— Problem requirements —
Find each line that has the string "программа" and give the total, with nothing else.

-- begin Data in this exercise --

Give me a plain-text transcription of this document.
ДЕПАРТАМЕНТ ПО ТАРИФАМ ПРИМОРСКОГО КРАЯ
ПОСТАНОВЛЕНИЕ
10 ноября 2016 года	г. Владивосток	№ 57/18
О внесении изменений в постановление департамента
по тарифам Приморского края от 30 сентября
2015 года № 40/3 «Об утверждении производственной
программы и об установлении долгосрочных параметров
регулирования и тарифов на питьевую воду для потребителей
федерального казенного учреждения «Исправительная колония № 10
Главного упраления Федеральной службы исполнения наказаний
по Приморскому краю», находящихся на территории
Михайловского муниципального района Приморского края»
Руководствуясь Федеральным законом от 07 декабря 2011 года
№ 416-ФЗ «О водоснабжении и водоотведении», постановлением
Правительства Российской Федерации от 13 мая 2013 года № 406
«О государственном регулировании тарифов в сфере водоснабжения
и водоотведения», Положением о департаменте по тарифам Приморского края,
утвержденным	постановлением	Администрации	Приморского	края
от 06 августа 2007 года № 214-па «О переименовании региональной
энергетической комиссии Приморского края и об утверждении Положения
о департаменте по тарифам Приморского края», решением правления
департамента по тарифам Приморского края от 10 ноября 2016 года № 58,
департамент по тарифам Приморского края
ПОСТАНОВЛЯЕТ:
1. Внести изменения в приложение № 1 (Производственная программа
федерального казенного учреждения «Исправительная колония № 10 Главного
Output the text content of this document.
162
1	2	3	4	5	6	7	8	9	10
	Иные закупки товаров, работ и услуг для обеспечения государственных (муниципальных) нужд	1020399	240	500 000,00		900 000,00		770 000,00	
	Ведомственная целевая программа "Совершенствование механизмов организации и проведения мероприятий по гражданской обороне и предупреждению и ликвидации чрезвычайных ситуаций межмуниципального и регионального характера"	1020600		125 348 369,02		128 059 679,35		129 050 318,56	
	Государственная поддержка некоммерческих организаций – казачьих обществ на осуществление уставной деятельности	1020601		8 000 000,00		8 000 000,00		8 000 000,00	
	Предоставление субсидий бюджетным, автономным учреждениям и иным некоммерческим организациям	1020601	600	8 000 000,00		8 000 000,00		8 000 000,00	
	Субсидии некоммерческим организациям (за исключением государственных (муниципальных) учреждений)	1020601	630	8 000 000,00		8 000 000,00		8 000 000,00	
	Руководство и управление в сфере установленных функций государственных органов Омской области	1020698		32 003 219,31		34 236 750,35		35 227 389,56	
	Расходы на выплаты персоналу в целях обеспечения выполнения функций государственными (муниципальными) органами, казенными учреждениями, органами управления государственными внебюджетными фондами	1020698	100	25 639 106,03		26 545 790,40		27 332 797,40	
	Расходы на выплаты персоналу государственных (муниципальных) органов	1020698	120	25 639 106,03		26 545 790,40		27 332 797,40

-- end Data in this exercise --

— Response below —
2